• Data entries
==============================
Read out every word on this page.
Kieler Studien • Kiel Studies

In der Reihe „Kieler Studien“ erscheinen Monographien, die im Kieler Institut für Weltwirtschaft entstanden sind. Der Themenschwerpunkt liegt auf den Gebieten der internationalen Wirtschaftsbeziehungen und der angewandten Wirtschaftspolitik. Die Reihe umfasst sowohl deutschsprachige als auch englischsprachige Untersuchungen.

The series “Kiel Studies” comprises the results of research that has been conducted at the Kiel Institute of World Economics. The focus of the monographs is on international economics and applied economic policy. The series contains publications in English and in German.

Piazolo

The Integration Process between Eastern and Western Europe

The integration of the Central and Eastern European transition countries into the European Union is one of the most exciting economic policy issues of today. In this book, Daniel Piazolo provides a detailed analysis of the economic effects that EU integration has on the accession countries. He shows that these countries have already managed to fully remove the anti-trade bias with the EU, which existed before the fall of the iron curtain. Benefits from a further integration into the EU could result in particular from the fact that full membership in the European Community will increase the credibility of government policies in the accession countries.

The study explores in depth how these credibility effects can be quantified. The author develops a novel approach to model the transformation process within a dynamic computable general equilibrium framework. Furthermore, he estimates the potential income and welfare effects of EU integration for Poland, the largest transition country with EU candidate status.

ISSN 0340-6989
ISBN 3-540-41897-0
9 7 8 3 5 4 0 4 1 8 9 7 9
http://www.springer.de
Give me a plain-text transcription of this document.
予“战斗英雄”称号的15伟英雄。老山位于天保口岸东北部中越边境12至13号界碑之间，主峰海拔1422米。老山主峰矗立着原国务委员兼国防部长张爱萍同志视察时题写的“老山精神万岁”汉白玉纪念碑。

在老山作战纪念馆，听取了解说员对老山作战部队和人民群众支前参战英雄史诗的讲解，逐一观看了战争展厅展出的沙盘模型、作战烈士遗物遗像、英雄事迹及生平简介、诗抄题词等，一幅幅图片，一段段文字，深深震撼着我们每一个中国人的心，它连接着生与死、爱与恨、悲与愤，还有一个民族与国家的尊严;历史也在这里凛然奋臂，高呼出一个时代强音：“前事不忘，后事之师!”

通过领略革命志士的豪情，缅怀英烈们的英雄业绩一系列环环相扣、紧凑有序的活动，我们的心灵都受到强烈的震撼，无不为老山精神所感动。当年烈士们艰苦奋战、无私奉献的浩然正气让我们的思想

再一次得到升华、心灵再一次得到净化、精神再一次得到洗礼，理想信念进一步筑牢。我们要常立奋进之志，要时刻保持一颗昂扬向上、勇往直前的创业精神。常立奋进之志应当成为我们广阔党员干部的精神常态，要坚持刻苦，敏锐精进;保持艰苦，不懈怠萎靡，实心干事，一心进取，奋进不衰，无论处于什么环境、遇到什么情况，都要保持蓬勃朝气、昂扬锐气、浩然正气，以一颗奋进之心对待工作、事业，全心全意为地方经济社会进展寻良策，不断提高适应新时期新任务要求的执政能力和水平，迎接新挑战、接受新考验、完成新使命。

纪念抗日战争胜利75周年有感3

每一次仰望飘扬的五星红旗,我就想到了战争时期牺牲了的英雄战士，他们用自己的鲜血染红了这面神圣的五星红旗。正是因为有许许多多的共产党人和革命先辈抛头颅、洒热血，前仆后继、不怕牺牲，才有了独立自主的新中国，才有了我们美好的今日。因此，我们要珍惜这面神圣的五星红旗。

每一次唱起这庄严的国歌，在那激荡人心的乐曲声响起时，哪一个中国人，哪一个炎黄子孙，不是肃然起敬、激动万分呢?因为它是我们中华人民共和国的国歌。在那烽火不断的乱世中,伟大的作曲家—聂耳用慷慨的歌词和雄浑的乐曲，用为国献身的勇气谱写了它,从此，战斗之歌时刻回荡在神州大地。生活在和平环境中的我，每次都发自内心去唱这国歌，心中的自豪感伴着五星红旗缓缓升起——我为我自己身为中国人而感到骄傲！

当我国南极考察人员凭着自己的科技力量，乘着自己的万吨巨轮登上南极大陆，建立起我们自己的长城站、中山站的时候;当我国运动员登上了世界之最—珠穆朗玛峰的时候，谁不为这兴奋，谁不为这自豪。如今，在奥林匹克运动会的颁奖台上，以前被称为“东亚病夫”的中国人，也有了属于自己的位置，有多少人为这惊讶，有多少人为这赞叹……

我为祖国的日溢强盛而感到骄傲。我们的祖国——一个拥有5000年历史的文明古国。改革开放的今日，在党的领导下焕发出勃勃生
==============================
• Exercise directions
Filter for "Studies". Return all lines that hold it.

• Task answer
Kieler Studien • Kiel Studies
The series “Kiel Studies” comprises the results of research that has been conducted at the Kiel Institute of World Economics. The focus of the monographs is on international economics and applied economic policy. The series contains publications in English and in German.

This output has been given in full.